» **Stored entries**
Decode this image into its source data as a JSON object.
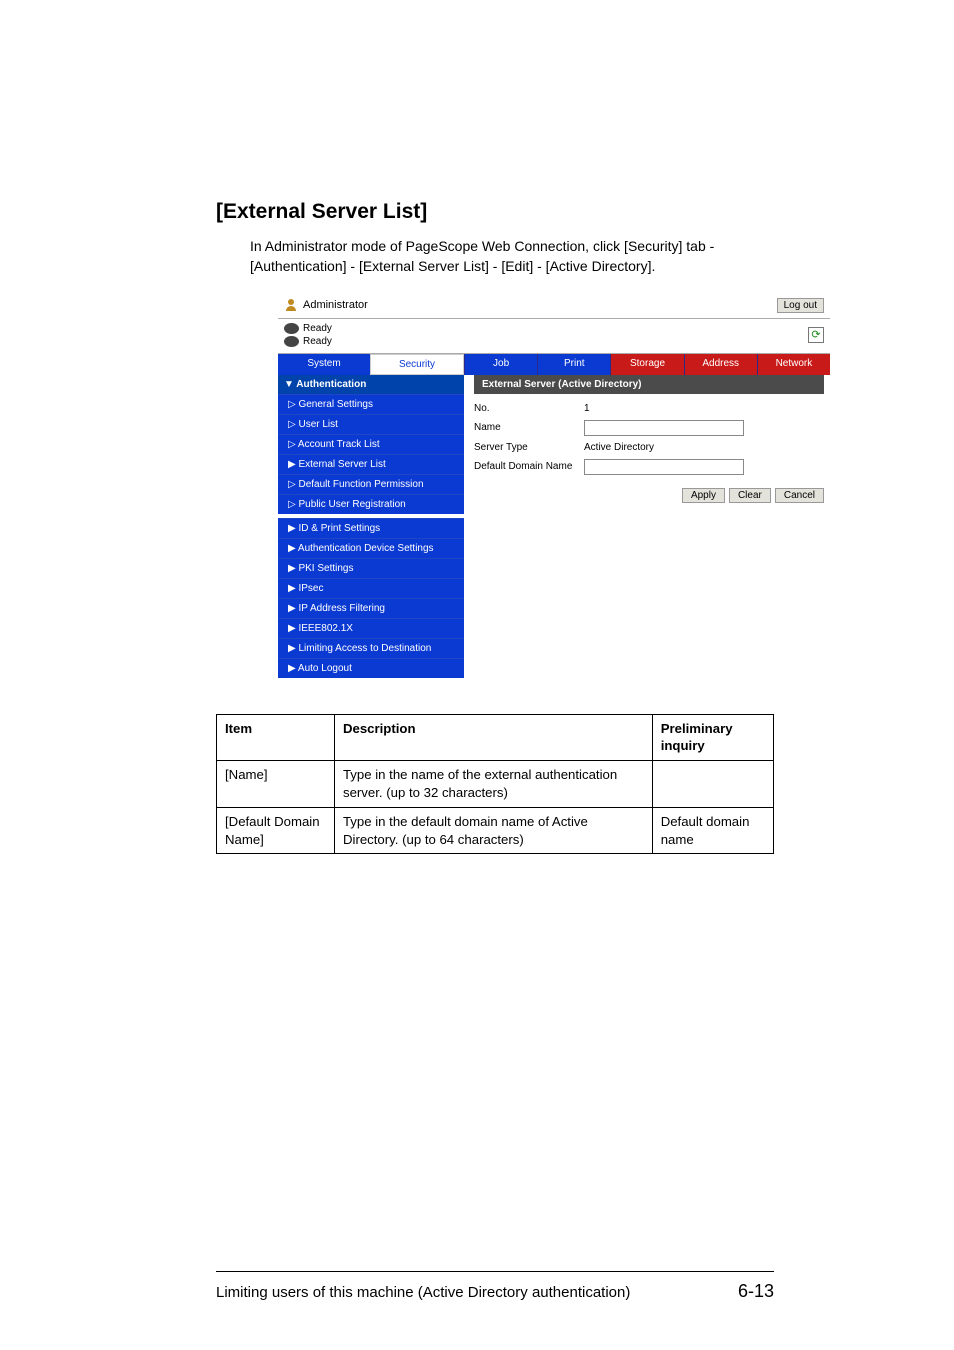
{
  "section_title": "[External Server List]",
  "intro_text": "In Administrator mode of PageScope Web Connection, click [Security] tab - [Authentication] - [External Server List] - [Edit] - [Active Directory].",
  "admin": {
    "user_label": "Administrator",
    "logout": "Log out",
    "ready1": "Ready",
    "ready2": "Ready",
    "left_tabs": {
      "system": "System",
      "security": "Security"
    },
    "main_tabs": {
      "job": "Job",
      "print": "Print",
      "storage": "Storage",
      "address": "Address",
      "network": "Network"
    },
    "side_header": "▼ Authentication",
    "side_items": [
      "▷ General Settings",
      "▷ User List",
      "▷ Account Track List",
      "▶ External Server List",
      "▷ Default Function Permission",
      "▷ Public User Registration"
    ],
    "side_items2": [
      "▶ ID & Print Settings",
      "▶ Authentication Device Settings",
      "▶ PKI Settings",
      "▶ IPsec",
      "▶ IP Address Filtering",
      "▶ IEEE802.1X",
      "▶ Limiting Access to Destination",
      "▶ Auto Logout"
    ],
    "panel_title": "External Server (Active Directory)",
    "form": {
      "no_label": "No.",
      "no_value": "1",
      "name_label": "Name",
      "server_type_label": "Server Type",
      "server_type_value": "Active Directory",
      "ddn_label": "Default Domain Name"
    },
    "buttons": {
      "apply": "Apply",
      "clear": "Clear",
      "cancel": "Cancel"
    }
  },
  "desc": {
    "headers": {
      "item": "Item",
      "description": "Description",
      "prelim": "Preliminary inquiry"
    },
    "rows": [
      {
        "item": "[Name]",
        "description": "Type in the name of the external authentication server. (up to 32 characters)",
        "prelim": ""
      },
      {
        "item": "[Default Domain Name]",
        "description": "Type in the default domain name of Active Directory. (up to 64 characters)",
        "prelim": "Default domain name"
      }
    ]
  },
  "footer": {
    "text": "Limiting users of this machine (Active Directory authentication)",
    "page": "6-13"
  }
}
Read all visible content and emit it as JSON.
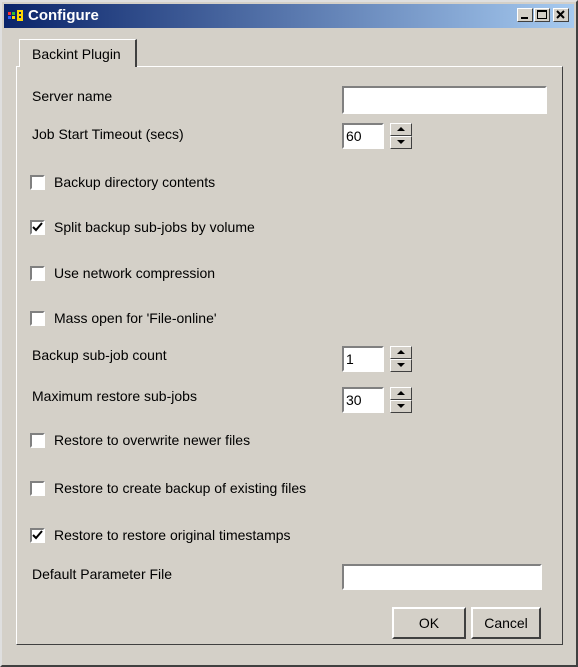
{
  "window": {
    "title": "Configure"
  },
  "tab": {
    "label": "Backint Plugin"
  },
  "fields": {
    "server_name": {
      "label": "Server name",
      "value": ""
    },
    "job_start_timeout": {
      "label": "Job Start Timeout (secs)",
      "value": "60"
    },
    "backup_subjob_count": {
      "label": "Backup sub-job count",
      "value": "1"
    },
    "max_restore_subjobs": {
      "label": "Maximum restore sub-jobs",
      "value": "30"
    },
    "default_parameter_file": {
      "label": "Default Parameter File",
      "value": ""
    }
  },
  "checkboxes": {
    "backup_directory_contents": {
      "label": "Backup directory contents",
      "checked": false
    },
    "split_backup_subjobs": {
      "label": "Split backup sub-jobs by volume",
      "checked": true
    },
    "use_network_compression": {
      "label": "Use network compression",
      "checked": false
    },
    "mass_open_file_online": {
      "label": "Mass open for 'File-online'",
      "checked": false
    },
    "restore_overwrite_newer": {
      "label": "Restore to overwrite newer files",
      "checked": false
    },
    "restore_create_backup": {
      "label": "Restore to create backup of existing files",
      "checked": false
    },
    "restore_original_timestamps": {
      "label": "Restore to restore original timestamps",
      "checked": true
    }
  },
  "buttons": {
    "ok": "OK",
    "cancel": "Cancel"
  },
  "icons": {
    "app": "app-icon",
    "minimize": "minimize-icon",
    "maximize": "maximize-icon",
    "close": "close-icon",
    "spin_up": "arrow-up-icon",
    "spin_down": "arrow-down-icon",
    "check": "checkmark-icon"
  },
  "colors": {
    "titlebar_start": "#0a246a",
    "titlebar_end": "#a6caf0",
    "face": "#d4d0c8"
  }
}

...

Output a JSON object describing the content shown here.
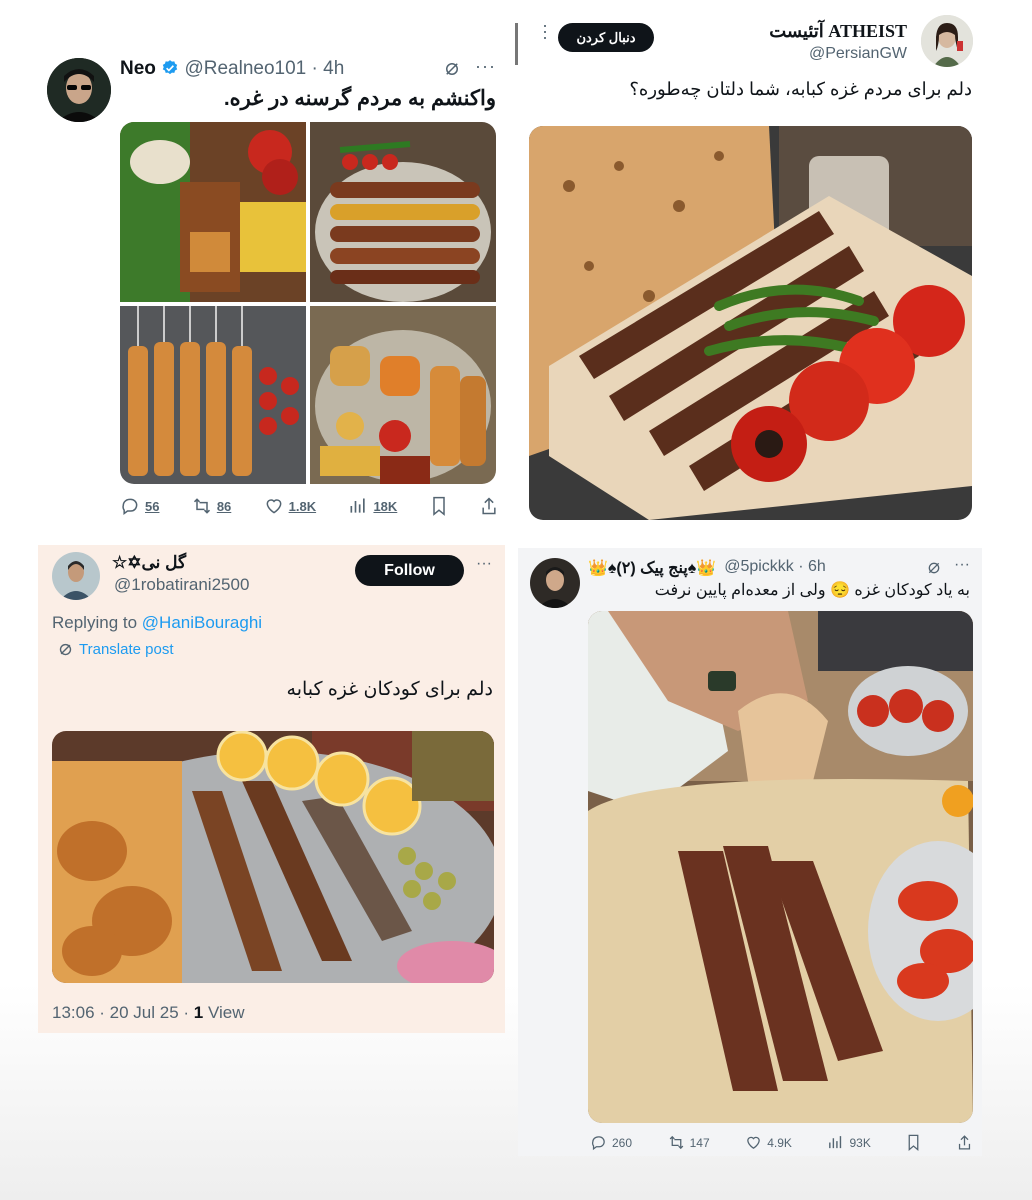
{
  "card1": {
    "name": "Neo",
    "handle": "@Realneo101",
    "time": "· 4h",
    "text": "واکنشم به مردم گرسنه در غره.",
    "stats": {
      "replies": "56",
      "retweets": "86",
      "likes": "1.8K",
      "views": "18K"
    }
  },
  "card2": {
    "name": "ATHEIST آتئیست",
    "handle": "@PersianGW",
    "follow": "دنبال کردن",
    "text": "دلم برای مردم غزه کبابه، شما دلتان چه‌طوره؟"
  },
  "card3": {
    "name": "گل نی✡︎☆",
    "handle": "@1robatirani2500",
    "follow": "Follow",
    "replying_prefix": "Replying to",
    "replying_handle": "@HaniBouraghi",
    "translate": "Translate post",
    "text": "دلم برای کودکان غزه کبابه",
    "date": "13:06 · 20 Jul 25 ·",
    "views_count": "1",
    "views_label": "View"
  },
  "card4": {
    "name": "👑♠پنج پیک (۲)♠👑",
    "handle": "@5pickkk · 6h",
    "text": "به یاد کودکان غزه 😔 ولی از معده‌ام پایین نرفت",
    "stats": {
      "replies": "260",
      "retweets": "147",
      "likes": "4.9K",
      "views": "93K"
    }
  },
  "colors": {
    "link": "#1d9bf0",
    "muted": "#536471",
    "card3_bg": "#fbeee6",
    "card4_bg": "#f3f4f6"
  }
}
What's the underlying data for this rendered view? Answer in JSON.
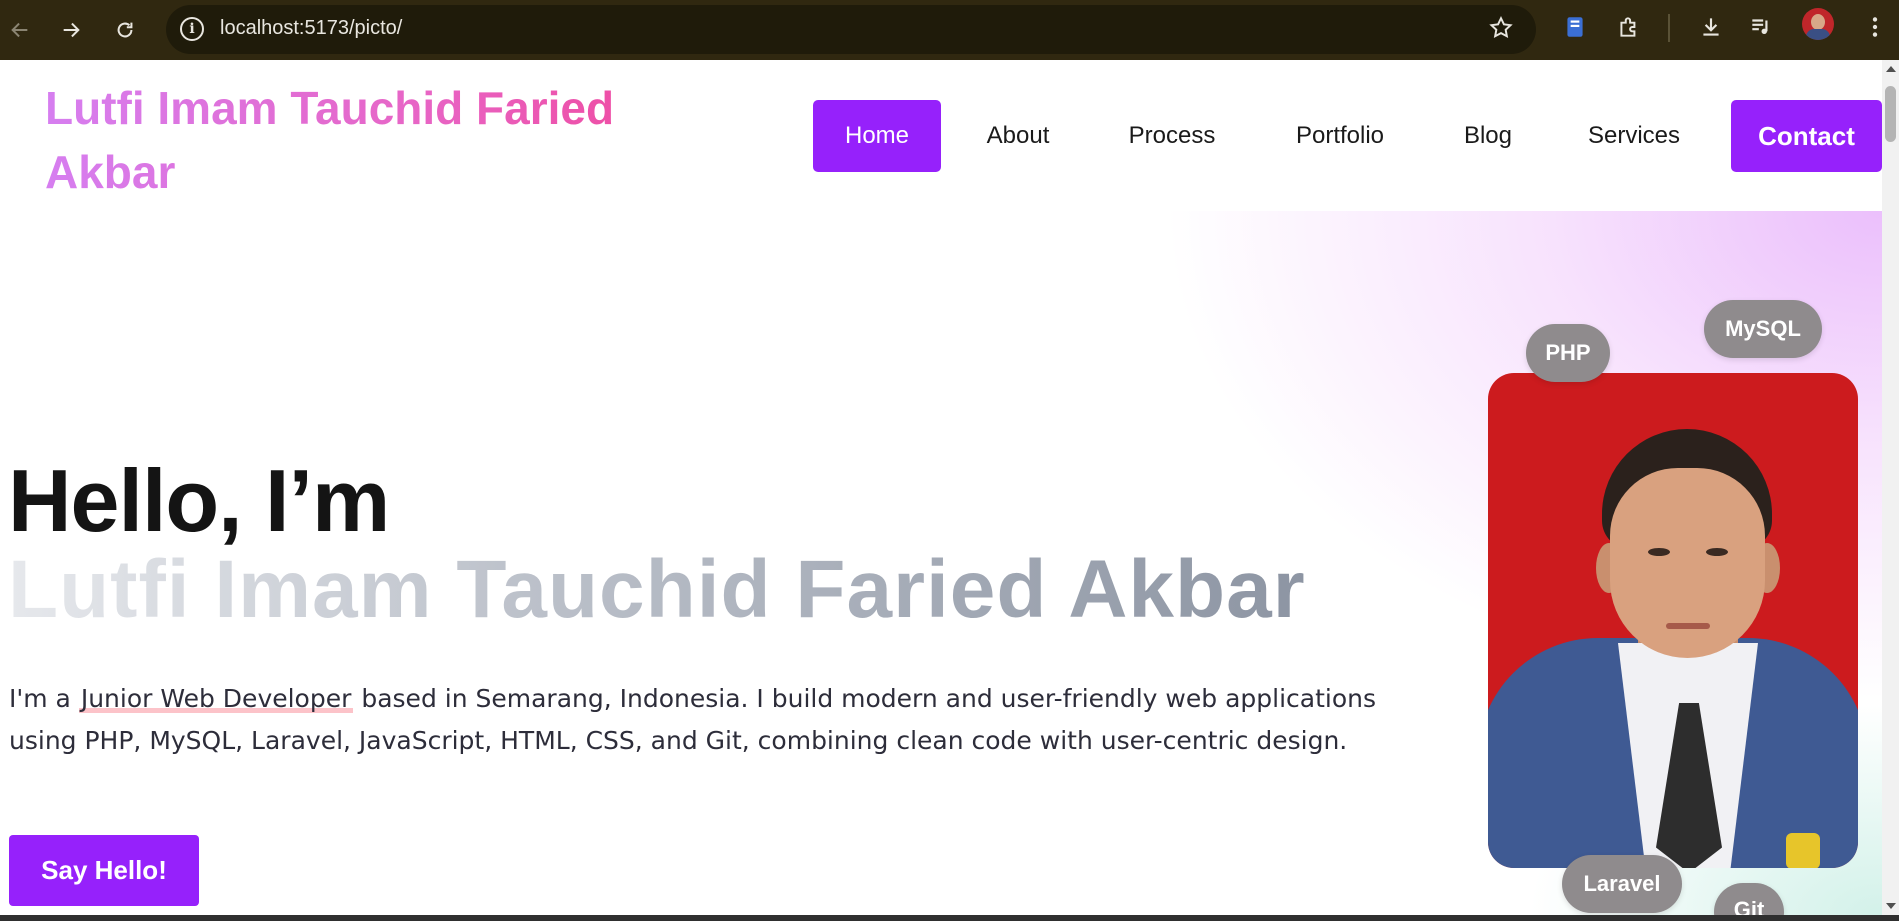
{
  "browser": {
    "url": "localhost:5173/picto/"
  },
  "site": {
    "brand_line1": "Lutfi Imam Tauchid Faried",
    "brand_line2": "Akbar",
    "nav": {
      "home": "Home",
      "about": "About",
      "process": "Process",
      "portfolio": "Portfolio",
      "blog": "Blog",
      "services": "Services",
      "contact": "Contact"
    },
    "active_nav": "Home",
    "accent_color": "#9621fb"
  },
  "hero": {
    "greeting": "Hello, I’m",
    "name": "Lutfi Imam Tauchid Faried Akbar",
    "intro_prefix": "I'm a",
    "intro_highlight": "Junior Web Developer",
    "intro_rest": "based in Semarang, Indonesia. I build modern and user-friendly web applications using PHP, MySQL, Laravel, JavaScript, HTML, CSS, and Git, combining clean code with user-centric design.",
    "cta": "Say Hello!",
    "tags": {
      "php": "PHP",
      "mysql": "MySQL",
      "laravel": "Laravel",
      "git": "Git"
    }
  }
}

--

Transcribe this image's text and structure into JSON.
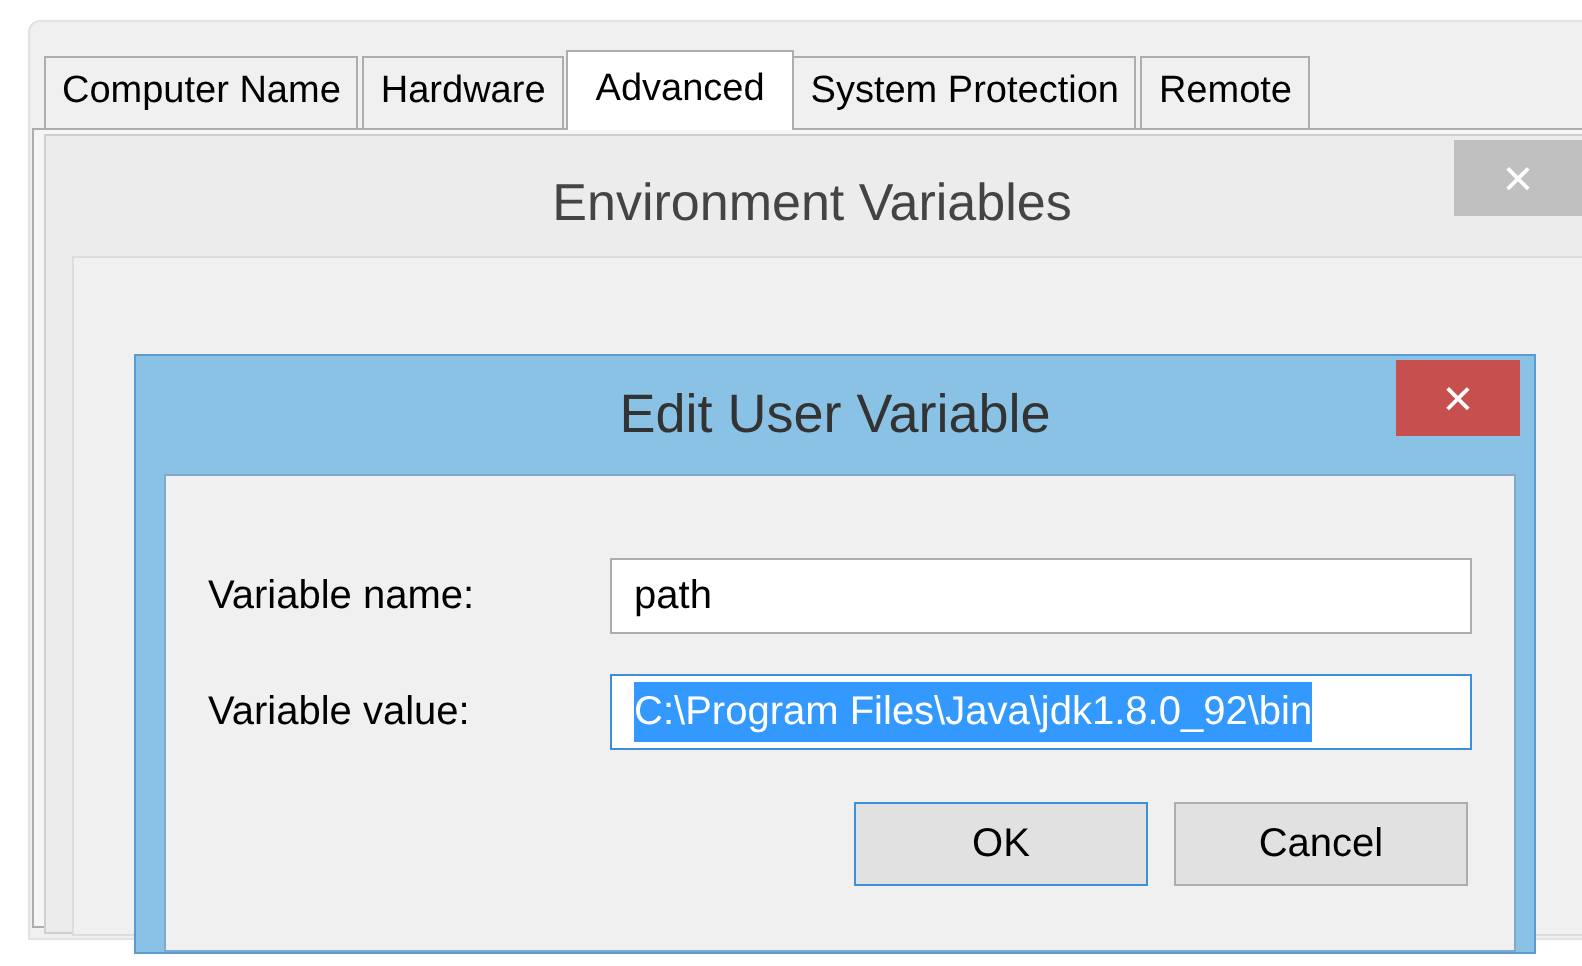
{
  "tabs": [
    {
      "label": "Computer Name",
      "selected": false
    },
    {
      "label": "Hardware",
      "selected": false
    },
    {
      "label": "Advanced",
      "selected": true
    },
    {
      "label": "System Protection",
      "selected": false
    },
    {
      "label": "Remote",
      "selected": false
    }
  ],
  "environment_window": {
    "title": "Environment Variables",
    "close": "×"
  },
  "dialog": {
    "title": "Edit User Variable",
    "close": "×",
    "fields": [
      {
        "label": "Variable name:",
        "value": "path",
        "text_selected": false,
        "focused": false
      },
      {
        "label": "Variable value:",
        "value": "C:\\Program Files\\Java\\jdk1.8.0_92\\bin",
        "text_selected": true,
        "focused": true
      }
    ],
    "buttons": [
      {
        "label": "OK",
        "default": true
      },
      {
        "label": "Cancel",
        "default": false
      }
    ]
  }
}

» **WHAT THE TASK ASKS**
Return every line containing "Security".

» **WORKED SOLUTION**
  "intro_text": "In Administrator mode of PageScope Web Connection, click [Security] tab - [Authentication] - [External Server List] - [Edit] - [Active Directory].",
      "security": "Security"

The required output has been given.